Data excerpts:

■ ■ ■ ■ ■ ■ ■

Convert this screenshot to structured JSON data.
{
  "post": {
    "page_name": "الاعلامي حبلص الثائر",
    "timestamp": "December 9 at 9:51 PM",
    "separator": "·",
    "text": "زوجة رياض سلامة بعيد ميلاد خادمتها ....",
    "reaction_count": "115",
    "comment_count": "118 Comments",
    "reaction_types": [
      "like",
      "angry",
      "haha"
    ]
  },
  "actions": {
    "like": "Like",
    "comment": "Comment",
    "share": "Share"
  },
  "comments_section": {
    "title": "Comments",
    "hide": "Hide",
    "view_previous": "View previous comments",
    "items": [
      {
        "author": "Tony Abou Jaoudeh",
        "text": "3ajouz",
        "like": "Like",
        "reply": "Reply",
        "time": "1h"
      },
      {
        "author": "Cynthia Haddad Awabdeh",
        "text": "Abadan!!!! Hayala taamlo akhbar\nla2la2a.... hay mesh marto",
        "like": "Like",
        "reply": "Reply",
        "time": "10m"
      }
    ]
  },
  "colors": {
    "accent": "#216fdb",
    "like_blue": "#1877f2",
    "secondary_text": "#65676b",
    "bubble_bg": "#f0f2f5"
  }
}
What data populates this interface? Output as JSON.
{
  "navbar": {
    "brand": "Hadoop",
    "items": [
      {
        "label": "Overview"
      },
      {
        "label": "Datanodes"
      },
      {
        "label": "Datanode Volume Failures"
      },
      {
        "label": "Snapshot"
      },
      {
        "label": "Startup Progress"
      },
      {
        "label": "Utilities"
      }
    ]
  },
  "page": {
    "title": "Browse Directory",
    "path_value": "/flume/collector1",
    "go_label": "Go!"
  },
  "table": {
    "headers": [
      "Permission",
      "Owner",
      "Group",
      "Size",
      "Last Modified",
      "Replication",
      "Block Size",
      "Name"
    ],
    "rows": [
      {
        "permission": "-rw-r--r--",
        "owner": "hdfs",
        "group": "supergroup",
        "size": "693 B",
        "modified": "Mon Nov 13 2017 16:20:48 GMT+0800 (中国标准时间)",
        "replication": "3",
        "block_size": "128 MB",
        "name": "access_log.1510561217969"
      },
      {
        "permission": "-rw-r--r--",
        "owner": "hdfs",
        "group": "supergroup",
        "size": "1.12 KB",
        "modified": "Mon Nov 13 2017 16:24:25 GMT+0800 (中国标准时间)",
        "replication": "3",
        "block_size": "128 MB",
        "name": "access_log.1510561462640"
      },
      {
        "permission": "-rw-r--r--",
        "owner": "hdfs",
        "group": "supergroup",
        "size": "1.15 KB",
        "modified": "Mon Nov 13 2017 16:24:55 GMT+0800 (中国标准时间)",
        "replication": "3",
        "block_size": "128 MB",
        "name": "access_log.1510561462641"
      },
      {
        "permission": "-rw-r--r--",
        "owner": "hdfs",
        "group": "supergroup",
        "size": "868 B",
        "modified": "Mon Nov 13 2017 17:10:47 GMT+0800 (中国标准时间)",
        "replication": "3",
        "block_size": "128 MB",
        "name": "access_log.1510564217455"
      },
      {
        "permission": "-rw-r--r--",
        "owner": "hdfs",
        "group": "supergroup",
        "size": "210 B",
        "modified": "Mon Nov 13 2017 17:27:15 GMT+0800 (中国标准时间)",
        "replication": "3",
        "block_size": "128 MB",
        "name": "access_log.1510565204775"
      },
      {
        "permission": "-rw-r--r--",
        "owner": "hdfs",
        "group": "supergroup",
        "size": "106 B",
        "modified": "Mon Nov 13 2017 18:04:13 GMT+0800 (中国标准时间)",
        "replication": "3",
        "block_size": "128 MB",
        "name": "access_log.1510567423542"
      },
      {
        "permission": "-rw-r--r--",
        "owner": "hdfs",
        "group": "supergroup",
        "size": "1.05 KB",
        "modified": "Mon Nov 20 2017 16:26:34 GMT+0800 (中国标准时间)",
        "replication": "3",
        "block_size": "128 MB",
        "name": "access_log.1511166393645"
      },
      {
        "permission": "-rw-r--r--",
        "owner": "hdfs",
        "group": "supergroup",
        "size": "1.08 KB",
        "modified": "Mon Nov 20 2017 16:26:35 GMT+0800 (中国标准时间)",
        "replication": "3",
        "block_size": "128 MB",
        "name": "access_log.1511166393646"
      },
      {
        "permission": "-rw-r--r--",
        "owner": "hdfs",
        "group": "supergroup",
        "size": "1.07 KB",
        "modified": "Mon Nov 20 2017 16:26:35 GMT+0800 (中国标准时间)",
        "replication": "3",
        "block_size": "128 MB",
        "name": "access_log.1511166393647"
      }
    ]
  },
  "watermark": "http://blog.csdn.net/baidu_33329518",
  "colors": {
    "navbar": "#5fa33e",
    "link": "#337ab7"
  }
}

■ ■ ■ ■ ■ ■ ■

- _TASK REQUIREMENTS_
Repeat the entries above exactly, leaving nothing out.

- _COMPLETE OUTPUT_
Convert this screenshot to structured JSON data.
{
  "post": {
    "page_name": "الاعلامي حبلص الثائر",
    "timestamp": "December 9 at 9:51 PM",
    "separator": "·",
    "text": "زوجة رياض سلامة بعيد ميلاد خادمتها ....",
    "reaction_count": "115",
    "comment_count": "118 Comments",
    "reaction_types": [
      "like",
      "angry",
      "haha"
    ]
  },
  "actions": {
    "like": "Like",
    "comment": "Comment",
    "share": "Share"
  },
  "comments_section": {
    "title": "Comments",
    "hide": "Hide",
    "view_previous": "View previous comments",
    "items": [
      {
        "author": "Tony Abou Jaoudeh",
        "text": "3ajouz",
        "like": "Like",
        "reply": "Reply",
        "time": "1h"
      },
      {
        "author": "Cynthia Haddad Awabdeh",
        "text": "Abadan!!!! Hayala taamlo akhbar\nla2la2a.... hay mesh marto",
        "like": "Like",
        "reply": "Reply",
        "time": "10m"
      }
    ]
  },
  "colors": {
    "accent": "#216fdb",
    "like_blue": "#1877f2",
    "secondary_text": "#65676b",
    "bubble_bg": "#f0f2f5"
  }
}
What data populates this interface? Output as JSON.
{
  "navbar": {
    "brand": "Hadoop",
    "items": [
      {
        "label": "Overview"
      },
      {
        "label": "Datanodes"
      },
      {
        "label": "Datanode Volume Failures"
      },
      {
        "label": "Snapshot"
      },
      {
        "label": "Startup Progress"
      },
      {
        "label": "Utilities"
      }
    ]
  },
  "page": {
    "title": "Browse Directory",
    "path_value": "/flume/collector1",
    "go_label": "Go!"
  },
  "table": {
    "headers": [
      "Permission",
      "Owner",
      "Group",
      "Size",
      "Last Modified",
      "Replication",
      "Block Size",
      "Name"
    ],
    "rows": [
      {
        "permission": "-rw-r--r--",
        "owner": "hdfs",
        "group": "supergroup",
        "size": "693 B",
        "modified": "Mon Nov 13 2017 16:20:48 GMT+0800 (中国标准时间)",
        "replication": "3",
        "block_size": "128 MB",
        "name": "access_log.1510561217969"
      },
      {
        "permission": "-rw-r--r--",
        "owner": "hdfs",
        "group": "supergroup",
        "size": "1.12 KB",
        "modified": "Mon Nov 13 2017 16:24:25 GMT+0800 (中国标准时间)",
        "replication": "3",
        "block_size": "128 MB",
        "name": "access_log.1510561462640"
      },
      {
        "permission": "-rw-r--r--",
        "owner": "hdfs",
        "group": "supergroup",
        "size": "1.15 KB",
        "modified": "Mon Nov 13 2017 16:24:55 GMT+0800 (中国标准时间)",
        "replication": "3",
        "block_size": "128 MB",
        "name": "access_log.1510561462641"
      },
      {
        "permission": "-rw-r--r--",
        "owner": "hdfs",
        "group": "supergroup",
        "size": "868 B",
        "modified": "Mon Nov 13 2017 17:10:47 GMT+0800 (中国标准时间)",
        "replication": "3",
        "block_size": "128 MB",
        "name": "access_log.1510564217455"
      },
      {
        "permission": "-rw-r--r--",
        "owner": "hdfs",
        "group": "supergroup",
        "size": "210 B",
        "modified": "Mon Nov 13 2017 17:27:15 GMT+0800 (中国标准时间)",
        "replication": "3",
        "block_size": "128 MB",
        "name": "access_log.1510565204775"
      },
      {
        "permission": "-rw-r--r--",
        "owner": "hdfs",
        "group": "supergroup",
        "size": "106 B",
        "modified": "Mon Nov 13 2017 18:04:13 GMT+0800 (中国标准时间)",
        "replication": "3",
        "block_size": "128 MB",
        "name": "access_log.1510567423542"
      },
      {
        "permission": "-rw-r--r--",
        "owner": "hdfs",
        "group": "supergroup",
        "size": "1.05 KB",
        "modified": "Mon Nov 20 2017 16:26:34 GMT+0800 (中国标准时间)",
        "replication": "3",
        "block_size": "128 MB",
        "name": "access_log.1511166393645"
      },
      {
        "permission": "-rw-r--r--",
        "owner": "hdfs",
        "group": "supergroup",
        "size": "1.08 KB",
        "modified": "Mon Nov 20 2017 16:26:35 GMT+0800 (中国标准时间)",
        "replication": "3",
        "block_size": "128 MB",
        "name": "access_log.1511166393646"
      },
      {
        "permission": "-rw-r--r--",
        "owner": "hdfs",
        "group": "supergroup",
        "size": "1.07 KB",
        "modified": "Mon Nov 20 2017 16:26:35 GMT+0800 (中国标准时间)",
        "replication": "3",
        "block_size": "128 MB",
        "name": "access_log.1511166393647"
      }
    ]
  },
  "watermark": "http://blog.csdn.net/baidu_33329518",
  "colors": {
    "navbar": "#5fa33e",
    "link": "#337ab7"
  }
}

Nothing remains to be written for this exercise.